Objective
Return all lines that include the string "LEVEL".

--------------------------------

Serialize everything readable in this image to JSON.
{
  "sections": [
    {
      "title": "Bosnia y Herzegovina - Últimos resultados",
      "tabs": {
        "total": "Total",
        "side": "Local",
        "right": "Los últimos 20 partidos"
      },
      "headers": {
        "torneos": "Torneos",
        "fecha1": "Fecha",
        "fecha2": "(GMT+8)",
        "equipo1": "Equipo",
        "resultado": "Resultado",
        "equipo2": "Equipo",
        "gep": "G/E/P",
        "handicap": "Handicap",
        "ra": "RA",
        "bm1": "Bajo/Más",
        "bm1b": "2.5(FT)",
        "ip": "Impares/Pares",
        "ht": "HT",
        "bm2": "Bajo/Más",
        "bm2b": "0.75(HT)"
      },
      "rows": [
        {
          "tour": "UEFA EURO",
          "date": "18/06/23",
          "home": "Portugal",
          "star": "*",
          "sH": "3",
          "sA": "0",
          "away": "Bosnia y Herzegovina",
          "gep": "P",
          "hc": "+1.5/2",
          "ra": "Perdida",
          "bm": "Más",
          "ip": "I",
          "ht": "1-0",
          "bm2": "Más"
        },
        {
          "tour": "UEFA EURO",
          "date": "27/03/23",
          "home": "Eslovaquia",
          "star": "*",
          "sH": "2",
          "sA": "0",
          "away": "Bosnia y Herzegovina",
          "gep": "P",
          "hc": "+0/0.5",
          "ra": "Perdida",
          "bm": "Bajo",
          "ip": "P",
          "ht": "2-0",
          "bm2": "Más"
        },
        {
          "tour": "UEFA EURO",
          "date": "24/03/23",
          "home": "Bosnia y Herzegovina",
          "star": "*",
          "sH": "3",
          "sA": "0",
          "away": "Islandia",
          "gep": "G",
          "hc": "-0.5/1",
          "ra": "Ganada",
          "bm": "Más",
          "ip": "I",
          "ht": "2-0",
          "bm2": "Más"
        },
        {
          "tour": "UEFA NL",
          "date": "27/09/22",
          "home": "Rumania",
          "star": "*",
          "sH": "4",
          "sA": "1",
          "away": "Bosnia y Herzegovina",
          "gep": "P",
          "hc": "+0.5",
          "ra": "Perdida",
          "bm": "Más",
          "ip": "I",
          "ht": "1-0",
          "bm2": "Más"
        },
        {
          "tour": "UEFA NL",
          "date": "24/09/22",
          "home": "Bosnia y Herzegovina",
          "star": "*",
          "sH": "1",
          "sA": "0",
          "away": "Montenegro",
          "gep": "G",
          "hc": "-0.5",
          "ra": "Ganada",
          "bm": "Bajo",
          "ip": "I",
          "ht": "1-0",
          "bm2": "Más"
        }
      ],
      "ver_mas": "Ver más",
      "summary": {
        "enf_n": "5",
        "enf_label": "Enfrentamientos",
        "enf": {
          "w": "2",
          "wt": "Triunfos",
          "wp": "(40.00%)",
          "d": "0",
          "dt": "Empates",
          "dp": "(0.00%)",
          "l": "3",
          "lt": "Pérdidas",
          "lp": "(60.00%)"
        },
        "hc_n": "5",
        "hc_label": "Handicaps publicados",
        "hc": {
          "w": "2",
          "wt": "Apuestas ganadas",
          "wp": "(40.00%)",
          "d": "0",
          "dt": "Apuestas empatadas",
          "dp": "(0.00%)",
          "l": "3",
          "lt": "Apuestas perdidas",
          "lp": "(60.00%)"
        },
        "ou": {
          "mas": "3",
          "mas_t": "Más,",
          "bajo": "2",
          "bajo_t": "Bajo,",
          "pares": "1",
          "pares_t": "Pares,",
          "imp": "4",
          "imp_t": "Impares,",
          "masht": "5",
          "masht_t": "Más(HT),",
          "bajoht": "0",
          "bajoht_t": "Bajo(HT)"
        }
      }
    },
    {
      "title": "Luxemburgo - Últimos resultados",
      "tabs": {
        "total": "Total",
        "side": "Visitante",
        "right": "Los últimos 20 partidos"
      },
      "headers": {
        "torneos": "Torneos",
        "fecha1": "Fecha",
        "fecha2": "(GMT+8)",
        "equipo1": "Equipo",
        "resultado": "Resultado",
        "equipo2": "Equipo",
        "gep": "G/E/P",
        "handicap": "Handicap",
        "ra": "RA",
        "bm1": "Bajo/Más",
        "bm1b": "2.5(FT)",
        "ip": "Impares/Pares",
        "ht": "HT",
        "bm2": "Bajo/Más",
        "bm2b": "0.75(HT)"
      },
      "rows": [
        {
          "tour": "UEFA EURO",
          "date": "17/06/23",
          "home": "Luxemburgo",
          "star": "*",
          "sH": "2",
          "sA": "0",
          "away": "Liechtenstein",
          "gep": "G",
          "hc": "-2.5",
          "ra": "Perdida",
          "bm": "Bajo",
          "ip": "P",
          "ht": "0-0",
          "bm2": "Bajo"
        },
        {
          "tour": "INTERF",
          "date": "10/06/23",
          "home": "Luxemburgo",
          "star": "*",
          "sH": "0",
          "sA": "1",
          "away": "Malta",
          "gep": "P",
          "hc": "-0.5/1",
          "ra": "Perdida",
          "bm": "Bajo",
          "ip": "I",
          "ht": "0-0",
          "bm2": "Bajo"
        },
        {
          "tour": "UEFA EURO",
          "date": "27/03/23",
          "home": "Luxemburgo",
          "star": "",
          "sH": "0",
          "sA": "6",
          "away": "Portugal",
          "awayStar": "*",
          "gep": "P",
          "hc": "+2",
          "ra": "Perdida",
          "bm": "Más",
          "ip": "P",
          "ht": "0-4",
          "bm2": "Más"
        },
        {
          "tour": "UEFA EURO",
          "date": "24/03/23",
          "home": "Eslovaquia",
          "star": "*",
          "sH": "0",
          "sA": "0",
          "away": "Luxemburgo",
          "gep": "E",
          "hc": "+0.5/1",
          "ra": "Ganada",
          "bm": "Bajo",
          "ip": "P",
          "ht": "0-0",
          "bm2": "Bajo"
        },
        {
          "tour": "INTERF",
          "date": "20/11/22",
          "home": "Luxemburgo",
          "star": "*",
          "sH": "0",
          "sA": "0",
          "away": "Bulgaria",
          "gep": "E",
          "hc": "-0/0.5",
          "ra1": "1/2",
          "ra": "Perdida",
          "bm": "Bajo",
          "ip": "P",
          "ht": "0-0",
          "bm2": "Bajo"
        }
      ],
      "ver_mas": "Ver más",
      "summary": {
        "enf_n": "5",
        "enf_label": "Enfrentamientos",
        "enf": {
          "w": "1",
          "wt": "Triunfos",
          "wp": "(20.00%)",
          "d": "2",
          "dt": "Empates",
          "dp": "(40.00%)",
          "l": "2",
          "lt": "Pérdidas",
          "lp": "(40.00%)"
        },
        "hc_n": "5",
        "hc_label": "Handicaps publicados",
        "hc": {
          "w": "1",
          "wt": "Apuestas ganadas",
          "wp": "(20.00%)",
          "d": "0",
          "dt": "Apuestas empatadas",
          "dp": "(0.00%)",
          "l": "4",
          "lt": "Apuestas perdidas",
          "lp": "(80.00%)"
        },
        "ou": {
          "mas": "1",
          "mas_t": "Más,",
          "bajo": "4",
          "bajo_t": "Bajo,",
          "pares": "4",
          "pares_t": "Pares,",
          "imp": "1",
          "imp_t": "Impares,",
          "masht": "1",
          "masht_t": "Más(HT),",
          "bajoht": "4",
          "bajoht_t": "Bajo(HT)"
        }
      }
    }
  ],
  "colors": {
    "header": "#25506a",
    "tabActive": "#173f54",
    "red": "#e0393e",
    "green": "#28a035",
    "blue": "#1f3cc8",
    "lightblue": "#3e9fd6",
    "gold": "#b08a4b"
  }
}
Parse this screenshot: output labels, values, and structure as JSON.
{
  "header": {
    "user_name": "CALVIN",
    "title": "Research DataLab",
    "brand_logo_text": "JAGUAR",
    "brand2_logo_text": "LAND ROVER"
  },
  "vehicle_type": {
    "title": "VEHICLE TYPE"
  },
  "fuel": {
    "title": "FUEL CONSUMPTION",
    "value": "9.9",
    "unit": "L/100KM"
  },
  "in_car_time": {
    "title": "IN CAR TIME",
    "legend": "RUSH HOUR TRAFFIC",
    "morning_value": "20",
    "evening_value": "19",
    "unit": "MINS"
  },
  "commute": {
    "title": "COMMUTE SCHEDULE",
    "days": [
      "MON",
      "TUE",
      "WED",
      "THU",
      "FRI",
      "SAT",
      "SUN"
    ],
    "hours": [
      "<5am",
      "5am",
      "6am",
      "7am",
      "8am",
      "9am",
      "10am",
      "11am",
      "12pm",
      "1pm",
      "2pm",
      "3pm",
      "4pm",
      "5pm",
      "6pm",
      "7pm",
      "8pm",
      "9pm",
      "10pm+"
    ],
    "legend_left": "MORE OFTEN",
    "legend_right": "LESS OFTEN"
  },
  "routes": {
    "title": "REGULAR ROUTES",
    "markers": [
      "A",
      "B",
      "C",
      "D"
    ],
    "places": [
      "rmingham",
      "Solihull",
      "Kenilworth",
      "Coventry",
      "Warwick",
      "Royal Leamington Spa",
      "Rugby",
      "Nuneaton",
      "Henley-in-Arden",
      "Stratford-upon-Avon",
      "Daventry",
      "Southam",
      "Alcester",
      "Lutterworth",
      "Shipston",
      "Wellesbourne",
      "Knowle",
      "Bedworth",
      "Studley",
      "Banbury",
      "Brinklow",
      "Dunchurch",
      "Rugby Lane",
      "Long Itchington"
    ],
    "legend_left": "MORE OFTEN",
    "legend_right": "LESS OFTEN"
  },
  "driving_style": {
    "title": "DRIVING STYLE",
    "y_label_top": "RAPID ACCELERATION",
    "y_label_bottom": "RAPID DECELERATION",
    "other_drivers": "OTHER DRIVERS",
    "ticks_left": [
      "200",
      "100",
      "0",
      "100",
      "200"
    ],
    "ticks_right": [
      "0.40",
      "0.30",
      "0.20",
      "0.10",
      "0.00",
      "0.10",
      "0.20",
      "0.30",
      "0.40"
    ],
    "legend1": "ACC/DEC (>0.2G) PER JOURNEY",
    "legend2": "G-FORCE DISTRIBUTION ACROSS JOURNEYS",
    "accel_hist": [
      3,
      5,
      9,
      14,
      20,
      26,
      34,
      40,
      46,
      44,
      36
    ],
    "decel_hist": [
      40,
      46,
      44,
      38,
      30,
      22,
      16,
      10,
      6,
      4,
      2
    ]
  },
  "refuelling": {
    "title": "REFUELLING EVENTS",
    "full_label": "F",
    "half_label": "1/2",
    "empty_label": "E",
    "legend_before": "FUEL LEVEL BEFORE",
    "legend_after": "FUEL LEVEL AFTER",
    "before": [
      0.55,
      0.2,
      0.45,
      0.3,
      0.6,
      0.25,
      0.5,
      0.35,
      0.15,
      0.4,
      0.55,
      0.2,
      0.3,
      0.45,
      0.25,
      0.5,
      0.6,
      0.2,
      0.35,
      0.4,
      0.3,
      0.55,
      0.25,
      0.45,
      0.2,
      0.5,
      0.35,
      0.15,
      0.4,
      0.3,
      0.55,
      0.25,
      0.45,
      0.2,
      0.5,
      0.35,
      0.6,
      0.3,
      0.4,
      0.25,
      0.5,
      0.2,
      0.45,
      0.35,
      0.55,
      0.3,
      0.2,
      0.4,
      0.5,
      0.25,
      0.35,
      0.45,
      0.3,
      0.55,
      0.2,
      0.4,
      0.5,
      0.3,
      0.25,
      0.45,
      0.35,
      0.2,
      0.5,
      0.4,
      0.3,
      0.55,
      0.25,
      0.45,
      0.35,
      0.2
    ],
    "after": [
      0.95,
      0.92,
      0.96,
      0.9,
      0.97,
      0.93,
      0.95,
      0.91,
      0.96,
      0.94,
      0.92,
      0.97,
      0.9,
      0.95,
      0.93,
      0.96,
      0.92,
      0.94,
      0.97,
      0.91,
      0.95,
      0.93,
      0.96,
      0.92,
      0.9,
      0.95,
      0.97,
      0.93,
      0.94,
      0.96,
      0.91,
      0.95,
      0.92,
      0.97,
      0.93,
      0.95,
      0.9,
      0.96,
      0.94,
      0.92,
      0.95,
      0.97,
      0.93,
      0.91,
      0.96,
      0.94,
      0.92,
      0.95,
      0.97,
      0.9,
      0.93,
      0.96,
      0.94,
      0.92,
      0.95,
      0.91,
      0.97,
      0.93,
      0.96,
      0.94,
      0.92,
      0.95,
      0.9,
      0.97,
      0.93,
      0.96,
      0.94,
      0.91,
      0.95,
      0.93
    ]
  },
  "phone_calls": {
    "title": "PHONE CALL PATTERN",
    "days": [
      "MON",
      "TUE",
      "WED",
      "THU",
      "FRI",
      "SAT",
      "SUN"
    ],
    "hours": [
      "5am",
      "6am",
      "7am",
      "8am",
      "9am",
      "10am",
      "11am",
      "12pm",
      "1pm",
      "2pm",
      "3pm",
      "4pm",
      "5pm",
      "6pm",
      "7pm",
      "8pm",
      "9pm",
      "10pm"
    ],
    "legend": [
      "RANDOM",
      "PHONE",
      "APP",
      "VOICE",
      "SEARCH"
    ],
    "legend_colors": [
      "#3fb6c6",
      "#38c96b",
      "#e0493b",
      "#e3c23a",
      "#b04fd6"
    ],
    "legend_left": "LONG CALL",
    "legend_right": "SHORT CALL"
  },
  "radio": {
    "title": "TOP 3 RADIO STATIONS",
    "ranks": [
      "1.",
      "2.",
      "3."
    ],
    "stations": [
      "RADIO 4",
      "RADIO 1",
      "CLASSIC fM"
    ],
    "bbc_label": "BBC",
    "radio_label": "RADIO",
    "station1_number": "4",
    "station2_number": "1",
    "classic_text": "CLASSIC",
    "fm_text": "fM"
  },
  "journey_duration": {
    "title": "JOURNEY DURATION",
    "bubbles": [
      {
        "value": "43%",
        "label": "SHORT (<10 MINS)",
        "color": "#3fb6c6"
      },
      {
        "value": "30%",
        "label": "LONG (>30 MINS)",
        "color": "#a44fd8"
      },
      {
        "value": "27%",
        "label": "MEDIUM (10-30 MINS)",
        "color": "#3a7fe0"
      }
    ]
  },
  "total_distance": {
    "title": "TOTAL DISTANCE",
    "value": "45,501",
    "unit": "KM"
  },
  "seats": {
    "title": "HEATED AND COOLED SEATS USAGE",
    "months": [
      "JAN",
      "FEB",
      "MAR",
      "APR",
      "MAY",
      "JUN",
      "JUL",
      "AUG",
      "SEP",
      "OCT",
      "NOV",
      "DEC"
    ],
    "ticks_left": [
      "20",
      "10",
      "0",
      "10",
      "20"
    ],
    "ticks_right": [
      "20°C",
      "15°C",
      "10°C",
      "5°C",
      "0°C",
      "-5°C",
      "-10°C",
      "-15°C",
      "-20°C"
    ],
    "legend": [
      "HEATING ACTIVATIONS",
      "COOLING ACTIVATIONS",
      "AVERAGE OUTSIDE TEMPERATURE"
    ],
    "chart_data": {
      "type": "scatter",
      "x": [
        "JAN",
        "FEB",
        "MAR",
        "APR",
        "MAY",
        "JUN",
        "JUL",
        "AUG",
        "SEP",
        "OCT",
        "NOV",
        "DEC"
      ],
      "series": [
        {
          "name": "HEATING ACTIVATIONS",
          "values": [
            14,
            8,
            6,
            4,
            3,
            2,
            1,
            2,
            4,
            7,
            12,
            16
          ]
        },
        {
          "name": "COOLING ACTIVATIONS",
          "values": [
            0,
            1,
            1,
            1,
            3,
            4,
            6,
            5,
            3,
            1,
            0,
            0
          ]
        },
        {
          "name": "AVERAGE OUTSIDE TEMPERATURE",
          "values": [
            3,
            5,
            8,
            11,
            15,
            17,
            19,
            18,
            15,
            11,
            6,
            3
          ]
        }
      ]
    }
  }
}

--------------------------------

Full response
    "legend_before": "FUEL LEVEL BEFORE",
    "legend_after": "FUEL LEVEL AFTER",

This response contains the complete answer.